- The task
Determine how many lines carry the word "LONGITUDINAL". Output that number only.
## Begin
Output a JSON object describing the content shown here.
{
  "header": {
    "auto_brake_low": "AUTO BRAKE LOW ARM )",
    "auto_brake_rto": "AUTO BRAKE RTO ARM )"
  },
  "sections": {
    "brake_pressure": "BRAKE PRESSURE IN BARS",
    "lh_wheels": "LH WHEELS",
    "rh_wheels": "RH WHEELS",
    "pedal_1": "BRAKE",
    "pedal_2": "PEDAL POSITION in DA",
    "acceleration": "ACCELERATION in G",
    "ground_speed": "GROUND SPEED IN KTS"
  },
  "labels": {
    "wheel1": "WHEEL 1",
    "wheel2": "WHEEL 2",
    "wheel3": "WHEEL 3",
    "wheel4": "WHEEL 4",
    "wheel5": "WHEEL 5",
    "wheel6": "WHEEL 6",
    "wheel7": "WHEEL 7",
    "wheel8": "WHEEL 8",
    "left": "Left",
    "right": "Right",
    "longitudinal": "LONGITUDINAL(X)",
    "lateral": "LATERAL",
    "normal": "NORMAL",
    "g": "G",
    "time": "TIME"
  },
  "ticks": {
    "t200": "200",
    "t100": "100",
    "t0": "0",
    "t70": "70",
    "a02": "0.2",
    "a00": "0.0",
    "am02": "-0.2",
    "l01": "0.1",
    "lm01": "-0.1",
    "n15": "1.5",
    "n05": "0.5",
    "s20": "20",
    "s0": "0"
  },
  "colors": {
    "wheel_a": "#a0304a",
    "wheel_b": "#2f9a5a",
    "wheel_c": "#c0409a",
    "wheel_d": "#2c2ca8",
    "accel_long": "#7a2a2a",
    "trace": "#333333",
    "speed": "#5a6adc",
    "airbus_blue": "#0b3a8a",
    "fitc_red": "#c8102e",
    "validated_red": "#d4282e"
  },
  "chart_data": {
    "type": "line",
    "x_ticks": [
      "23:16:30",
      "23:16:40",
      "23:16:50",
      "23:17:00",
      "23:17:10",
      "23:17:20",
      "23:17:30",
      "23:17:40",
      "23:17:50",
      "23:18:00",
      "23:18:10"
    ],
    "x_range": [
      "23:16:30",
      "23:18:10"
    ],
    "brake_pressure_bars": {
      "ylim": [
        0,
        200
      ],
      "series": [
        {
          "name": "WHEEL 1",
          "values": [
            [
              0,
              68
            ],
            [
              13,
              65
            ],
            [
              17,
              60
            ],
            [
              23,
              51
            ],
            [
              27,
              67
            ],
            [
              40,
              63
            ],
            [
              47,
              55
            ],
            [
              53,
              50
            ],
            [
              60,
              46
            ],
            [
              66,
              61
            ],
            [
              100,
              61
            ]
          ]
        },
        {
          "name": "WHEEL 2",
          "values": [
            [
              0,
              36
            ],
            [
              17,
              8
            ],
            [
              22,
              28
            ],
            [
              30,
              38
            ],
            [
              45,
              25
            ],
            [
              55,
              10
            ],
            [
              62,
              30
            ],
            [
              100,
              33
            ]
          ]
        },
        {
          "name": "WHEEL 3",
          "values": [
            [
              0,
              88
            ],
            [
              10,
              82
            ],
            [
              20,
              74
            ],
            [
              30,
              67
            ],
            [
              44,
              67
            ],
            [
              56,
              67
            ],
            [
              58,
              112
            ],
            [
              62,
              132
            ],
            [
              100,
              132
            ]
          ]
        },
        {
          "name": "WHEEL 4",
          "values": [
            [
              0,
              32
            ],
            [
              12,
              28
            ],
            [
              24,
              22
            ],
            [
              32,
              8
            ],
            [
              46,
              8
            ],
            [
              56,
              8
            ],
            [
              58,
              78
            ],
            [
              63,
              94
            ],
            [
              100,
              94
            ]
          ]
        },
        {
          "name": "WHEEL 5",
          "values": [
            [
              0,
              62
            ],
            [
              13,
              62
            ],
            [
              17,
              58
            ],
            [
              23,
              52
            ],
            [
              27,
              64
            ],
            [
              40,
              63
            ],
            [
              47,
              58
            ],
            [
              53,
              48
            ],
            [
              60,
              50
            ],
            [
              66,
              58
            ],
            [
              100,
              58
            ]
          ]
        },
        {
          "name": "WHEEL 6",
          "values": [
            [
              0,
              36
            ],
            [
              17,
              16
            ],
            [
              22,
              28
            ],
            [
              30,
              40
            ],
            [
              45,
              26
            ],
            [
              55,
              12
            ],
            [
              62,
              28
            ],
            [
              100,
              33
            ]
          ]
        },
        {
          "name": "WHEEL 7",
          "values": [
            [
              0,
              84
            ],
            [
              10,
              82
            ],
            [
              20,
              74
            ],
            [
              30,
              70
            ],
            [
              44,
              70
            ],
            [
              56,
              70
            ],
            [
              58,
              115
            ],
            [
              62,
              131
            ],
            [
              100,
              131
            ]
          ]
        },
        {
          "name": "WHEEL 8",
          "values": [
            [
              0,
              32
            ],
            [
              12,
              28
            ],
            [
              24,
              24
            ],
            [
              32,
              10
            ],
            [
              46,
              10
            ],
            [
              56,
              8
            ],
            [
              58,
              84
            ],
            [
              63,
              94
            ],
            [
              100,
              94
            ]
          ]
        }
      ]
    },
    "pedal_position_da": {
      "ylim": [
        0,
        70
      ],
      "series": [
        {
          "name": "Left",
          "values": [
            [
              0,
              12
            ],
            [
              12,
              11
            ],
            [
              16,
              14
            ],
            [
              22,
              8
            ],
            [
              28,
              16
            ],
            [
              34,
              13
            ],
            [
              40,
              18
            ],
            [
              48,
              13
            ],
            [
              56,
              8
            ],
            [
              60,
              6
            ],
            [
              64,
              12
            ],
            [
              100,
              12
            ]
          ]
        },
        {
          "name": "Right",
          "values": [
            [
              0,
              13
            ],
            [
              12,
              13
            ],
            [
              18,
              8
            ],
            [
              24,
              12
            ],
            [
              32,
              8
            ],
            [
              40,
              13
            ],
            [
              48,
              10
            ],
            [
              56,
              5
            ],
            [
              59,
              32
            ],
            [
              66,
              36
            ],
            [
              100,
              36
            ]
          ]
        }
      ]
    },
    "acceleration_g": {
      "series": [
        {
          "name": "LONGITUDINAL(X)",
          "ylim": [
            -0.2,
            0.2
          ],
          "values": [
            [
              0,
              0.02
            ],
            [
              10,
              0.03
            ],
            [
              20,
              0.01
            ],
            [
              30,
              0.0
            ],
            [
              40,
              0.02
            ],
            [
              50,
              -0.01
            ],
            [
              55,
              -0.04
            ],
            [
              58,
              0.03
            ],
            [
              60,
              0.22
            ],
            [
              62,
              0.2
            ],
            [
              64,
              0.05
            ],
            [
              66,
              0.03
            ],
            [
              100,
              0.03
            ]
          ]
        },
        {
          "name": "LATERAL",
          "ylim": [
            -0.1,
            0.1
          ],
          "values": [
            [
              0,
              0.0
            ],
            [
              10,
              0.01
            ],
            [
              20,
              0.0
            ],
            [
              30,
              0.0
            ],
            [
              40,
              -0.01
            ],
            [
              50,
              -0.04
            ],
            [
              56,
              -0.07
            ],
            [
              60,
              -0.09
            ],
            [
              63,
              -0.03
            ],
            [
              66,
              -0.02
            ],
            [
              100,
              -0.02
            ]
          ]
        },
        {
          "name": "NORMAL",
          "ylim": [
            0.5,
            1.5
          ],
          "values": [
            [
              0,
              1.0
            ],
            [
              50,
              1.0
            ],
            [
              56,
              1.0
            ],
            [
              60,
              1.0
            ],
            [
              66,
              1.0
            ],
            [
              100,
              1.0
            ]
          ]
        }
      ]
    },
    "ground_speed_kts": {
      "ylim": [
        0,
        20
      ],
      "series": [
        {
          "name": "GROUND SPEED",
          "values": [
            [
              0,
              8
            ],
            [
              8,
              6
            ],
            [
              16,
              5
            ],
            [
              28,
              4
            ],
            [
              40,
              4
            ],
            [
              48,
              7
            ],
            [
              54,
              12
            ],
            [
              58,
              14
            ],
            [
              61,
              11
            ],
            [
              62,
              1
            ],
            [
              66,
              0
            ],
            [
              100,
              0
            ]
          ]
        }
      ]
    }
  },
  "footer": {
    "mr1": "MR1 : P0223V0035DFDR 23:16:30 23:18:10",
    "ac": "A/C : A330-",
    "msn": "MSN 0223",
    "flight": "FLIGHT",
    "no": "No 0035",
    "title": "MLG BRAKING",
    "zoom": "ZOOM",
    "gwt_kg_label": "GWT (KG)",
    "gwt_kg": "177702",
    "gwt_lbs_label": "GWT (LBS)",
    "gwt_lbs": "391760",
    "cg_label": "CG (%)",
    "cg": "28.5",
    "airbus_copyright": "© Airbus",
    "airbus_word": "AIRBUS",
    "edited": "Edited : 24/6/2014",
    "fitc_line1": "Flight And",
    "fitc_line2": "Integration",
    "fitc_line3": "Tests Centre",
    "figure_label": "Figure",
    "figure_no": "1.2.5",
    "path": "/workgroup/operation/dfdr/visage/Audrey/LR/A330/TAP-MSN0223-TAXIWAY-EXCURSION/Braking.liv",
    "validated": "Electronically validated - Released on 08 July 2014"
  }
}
## End
- Finished answer
2